List all lines in the material below that contain "الدراسي".

::::

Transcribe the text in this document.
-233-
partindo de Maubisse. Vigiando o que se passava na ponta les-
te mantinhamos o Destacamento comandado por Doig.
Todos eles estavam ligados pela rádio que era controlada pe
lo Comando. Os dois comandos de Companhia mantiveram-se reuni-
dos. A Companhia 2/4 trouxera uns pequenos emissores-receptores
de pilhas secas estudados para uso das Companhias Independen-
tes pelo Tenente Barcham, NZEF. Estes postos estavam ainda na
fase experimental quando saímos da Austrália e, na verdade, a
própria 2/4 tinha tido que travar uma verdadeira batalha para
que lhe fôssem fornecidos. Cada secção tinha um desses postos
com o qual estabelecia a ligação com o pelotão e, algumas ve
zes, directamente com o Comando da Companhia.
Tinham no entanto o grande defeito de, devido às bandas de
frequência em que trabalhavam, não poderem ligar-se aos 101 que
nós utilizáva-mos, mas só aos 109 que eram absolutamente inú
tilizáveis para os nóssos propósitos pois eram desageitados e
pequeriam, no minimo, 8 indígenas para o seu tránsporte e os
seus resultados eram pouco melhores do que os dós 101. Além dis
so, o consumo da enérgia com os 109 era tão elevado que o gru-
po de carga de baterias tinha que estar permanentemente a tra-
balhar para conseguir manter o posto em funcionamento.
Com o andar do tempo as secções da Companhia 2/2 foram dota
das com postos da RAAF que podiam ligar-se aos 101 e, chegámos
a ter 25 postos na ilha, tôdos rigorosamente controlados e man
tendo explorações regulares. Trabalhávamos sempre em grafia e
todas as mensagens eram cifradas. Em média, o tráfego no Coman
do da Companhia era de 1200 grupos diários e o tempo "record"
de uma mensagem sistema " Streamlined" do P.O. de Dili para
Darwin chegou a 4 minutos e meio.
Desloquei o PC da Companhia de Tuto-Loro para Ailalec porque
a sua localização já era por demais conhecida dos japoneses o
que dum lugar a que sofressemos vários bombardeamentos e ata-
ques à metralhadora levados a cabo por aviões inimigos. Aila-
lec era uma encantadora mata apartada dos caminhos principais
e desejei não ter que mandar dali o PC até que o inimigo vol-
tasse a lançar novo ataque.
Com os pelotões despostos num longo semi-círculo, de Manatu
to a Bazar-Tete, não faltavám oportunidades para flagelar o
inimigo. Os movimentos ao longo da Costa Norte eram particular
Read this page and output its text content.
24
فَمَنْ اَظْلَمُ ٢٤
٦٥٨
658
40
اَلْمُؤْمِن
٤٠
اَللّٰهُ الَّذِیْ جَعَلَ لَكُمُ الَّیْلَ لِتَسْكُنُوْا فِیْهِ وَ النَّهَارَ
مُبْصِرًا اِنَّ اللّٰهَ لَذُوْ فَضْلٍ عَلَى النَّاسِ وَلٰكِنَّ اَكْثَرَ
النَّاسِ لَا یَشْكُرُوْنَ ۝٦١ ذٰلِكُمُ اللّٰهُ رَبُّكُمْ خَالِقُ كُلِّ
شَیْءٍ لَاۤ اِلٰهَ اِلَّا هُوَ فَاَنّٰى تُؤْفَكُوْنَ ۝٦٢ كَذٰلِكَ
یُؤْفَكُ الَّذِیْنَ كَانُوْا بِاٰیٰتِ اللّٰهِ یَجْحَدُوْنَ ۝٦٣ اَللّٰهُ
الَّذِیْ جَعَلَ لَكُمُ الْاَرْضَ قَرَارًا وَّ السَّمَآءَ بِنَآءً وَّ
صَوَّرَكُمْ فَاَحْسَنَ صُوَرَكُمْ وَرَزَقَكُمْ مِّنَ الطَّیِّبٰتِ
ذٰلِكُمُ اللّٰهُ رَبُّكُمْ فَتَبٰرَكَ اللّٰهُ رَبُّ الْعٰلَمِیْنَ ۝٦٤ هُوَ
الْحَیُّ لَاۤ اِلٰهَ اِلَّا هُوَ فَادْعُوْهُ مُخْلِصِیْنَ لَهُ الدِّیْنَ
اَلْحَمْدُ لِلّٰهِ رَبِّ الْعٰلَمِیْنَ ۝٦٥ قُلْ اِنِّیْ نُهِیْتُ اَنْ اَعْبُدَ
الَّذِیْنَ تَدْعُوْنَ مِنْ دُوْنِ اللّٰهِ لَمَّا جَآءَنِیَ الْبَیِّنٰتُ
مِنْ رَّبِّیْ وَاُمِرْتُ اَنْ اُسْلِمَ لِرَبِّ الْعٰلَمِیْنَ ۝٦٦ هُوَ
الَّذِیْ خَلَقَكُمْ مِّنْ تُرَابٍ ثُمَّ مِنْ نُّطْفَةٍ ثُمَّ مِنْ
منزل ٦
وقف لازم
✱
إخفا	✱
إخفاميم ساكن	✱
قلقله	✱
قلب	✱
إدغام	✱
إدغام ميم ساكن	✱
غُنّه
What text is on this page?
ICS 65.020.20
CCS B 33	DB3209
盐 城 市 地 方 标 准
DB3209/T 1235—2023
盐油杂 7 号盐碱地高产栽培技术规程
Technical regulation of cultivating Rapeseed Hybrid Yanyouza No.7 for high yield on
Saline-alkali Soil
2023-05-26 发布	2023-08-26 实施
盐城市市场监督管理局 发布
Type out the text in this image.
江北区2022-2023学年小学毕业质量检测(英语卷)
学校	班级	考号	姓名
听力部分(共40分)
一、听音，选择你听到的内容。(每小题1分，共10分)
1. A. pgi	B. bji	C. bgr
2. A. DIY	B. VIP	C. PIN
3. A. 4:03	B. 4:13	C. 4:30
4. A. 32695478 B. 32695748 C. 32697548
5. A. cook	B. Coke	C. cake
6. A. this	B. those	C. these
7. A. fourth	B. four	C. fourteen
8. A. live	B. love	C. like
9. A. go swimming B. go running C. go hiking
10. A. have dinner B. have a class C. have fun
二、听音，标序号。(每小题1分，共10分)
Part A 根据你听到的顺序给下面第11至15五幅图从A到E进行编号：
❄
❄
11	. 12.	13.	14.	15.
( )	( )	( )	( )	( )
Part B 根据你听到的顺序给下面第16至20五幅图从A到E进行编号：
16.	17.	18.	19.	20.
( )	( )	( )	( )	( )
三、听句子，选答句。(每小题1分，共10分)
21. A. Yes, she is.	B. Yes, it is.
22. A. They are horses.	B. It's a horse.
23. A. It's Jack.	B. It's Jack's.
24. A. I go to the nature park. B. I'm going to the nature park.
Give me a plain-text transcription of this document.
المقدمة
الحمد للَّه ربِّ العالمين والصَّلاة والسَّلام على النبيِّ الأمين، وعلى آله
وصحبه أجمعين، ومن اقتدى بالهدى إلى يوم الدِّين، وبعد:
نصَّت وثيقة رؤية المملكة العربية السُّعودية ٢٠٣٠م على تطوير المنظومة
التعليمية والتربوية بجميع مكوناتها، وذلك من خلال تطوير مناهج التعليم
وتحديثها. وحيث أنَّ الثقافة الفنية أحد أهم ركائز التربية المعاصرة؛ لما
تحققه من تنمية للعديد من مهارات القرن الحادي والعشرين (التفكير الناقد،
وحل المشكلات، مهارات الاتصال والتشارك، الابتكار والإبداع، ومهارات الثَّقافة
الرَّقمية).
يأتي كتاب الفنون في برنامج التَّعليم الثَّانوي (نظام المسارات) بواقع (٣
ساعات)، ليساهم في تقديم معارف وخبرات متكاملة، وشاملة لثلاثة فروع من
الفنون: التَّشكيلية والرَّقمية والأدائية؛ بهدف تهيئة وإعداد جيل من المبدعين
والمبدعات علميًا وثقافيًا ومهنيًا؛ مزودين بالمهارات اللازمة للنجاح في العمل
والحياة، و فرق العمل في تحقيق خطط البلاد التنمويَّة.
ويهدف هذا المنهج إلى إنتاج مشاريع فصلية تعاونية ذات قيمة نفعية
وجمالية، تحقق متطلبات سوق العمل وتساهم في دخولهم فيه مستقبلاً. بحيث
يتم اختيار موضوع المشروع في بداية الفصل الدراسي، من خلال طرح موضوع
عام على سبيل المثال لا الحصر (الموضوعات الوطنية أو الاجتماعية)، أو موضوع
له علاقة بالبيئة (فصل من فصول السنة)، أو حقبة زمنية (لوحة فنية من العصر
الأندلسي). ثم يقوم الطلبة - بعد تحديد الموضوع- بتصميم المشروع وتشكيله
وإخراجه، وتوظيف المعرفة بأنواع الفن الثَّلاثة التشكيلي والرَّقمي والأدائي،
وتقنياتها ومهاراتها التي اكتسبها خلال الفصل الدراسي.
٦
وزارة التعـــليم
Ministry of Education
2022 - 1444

::::

- [Written answer]
يتم اختيار موضوع المشروع في بداية الفصل الدراسي، من خلال طرح موضوع
وتقنياتها ومهاراتها التي اكتسبها خلال الفصل الدراسي.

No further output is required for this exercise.